## BEGIN Exercise data
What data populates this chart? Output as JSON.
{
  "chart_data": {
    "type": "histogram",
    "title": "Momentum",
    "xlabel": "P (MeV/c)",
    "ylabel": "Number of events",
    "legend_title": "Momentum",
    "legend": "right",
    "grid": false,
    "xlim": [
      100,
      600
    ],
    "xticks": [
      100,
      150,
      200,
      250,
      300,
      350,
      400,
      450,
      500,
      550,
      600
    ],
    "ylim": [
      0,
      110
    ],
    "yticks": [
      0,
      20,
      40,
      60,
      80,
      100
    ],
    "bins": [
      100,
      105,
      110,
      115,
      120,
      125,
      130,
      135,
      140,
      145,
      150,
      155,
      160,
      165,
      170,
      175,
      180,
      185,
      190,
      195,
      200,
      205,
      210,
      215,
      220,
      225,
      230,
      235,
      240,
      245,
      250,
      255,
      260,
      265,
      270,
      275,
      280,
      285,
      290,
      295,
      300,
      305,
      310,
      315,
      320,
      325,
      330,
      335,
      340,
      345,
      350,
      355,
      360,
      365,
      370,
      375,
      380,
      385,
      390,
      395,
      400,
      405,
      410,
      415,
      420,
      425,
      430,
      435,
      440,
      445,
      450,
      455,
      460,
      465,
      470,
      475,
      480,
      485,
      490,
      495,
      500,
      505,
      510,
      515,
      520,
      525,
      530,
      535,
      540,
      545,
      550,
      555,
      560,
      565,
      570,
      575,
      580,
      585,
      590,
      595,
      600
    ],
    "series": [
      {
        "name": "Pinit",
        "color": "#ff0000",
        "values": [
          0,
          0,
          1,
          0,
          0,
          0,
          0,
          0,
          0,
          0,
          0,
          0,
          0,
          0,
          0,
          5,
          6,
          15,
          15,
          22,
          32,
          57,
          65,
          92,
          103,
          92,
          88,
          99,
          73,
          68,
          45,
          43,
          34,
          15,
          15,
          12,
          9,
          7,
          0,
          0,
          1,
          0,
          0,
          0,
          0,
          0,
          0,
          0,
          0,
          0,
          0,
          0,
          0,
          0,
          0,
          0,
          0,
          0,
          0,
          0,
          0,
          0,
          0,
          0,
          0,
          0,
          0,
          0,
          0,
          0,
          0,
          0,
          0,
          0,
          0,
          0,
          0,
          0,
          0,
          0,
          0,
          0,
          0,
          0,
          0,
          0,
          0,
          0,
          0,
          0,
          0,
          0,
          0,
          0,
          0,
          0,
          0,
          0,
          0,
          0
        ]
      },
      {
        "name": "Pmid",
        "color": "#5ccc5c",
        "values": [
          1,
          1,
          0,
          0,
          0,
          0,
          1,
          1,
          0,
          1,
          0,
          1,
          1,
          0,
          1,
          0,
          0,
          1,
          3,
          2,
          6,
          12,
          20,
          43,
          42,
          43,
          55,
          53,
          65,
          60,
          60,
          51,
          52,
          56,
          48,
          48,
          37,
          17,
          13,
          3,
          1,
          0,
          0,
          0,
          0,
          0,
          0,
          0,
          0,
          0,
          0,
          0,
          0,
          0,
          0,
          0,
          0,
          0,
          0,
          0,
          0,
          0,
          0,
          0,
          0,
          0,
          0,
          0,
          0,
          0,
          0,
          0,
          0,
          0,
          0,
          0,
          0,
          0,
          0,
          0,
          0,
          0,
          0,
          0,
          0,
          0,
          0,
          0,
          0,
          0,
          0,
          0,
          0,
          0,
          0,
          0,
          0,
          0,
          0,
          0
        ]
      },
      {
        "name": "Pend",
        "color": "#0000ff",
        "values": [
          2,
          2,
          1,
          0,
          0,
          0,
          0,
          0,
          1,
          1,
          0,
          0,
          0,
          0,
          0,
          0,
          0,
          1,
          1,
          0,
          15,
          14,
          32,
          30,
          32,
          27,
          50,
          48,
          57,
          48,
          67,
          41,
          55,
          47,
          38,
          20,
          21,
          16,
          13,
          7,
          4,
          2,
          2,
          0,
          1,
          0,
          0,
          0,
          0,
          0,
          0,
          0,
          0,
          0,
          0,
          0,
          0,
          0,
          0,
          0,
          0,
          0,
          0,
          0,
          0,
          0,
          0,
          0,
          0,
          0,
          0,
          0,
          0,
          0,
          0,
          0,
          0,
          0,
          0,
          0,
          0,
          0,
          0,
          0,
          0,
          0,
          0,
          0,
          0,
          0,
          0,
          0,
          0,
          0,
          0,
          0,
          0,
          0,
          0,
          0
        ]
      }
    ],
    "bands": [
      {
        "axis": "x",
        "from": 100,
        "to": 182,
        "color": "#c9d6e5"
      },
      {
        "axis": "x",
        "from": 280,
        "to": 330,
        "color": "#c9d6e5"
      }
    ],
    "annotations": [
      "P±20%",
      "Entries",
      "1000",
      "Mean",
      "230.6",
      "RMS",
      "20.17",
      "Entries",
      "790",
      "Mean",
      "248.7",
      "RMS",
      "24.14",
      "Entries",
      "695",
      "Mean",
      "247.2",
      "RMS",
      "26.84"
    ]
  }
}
## END Exercise data
** Goal of the exercise **
Every entry should be output exactly as written, please.

** Written response **
What data populates this chart? Output as JSON.
{
  "chart_data": {
    "type": "histogram",
    "title": "Momentum",
    "xlabel": "P (MeV/c)",
    "ylabel": "Number of events",
    "legend_title": "Momentum",
    "legend": "right",
    "grid": false,
    "xlim": [
      100,
      600
    ],
    "xticks": [
      100,
      150,
      200,
      250,
      300,
      350,
      400,
      450,
      500,
      550,
      600
    ],
    "ylim": [
      0,
      110
    ],
    "yticks": [
      0,
      20,
      40,
      60,
      80,
      100
    ],
    "bins": [
      100,
      105,
      110,
      115,
      120,
      125,
      130,
      135,
      140,
      145,
      150,
      155,
      160,
      165,
      170,
      175,
      180,
      185,
      190,
      195,
      200,
      205,
      210,
      215,
      220,
      225,
      230,
      235,
      240,
      245,
      250,
      255,
      260,
      265,
      270,
      275,
      280,
      285,
      290,
      295,
      300,
      305,
      310,
      315,
      320,
      325,
      330,
      335,
      340,
      345,
      350,
      355,
      360,
      365,
      370,
      375,
      380,
      385,
      390,
      395,
      400,
      405,
      410,
      415,
      420,
      425,
      430,
      435,
      440,
      445,
      450,
      455,
      460,
      465,
      470,
      475,
      480,
      485,
      490,
      495,
      500,
      505,
      510,
      515,
      520,
      525,
      530,
      535,
      540,
      545,
      550,
      555,
      560,
      565,
      570,
      575,
      580,
      585,
      590,
      595,
      600
    ],
    "series": [
      {
        "name": "Pinit",
        "color": "#ff0000",
        "values": [
          0,
          0,
          1,
          0,
          0,
          0,
          0,
          0,
          0,
          0,
          0,
          0,
          0,
          0,
          0,
          5,
          6,
          15,
          15,
          22,
          32,
          57,
          65,
          92,
          103,
          92,
          88,
          99,
          73,
          68,
          45,
          43,
          34,
          15,
          15,
          12,
          9,
          7,
          0,
          0,
          1,
          0,
          0,
          0,
          0,
          0,
          0,
          0,
          0,
          0,
          0,
          0,
          0,
          0,
          0,
          0,
          0,
          0,
          0,
          0,
          0,
          0,
          0,
          0,
          0,
          0,
          0,
          0,
          0,
          0,
          0,
          0,
          0,
          0,
          0,
          0,
          0,
          0,
          0,
          0,
          0,
          0,
          0,
          0,
          0,
          0,
          0,
          0,
          0,
          0,
          0,
          0,
          0,
          0,
          0,
          0,
          0,
          0,
          0,
          0
        ]
      },
      {
        "name": "Pmid",
        "color": "#5ccc5c",
        "values": [
          1,
          1,
          0,
          0,
          0,
          0,
          1,
          1,
          0,
          1,
          0,
          1,
          1,
          0,
          1,
          0,
          0,
          1,
          3,
          2,
          6,
          12,
          20,
          43,
          42,
          43,
          55,
          53,
          65,
          60,
          60,
          51,
          52,
          56,
          48,
          48,
          37,
          17,
          13,
          3,
          1,
          0,
          0,
          0,
          0,
          0,
          0,
          0,
          0,
          0,
          0,
          0,
          0,
          0,
          0,
          0,
          0,
          0,
          0,
          0,
          0,
          0,
          0,
          0,
          0,
          0,
          0,
          0,
          0,
          0,
          0,
          0,
          0,
          0,
          0,
          0,
          0,
          0,
          0,
          0,
          0,
          0,
          0,
          0,
          0,
          0,
          0,
          0,
          0,
          0,
          0,
          0,
          0,
          0,
          0,
          0,
          0,
          0,
          0,
          0
        ]
      },
      {
        "name": "Pend",
        "color": "#0000ff",
        "values": [
          2,
          2,
          1,
          0,
          0,
          0,
          0,
          0,
          1,
          1,
          0,
          0,
          0,
          0,
          0,
          0,
          0,
          1,
          1,
          0,
          15,
          14,
          32,
          30,
          32,
          27,
          50,
          48,
          57,
          48,
          67,
          41,
          55,
          47,
          38,
          20,
          21,
          16,
          13,
          7,
          4,
          2,
          2,
          0,
          1,
          0,
          0,
          0,
          0,
          0,
          0,
          0,
          0,
          0,
          0,
          0,
          0,
          0,
          0,
          0,
          0,
          0,
          0,
          0,
          0,
          0,
          0,
          0,
          0,
          0,
          0,
          0,
          0,
          0,
          0,
          0,
          0,
          0,
          0,
          0,
          0,
          0,
          0,
          0,
          0,
          0,
          0,
          0,
          0,
          0,
          0,
          0,
          0,
          0,
          0,
          0,
          0,
          0,
          0,
          0
        ]
      }
    ],
    "bands": [
      {
        "axis": "x",
        "from": 100,
        "to": 182,
        "color": "#c9d6e5"
      },
      {
        "axis": "x",
        "from": 280,
        "to": 330,
        "color": "#c9d6e5"
      }
    ],
    "annotations": [
      "P±20%",
      "Entries",
      "1000",
      "Mean",
      "230.6",
      "RMS",
      "20.17",
      "Entries",
      "790",
      "Mean",
      "248.7",
      "RMS",
      "24.14",
      "Entries",
      "695",
      "Mean",
      "247.2",
      "RMS",
      "26.84"
    ]
  }
}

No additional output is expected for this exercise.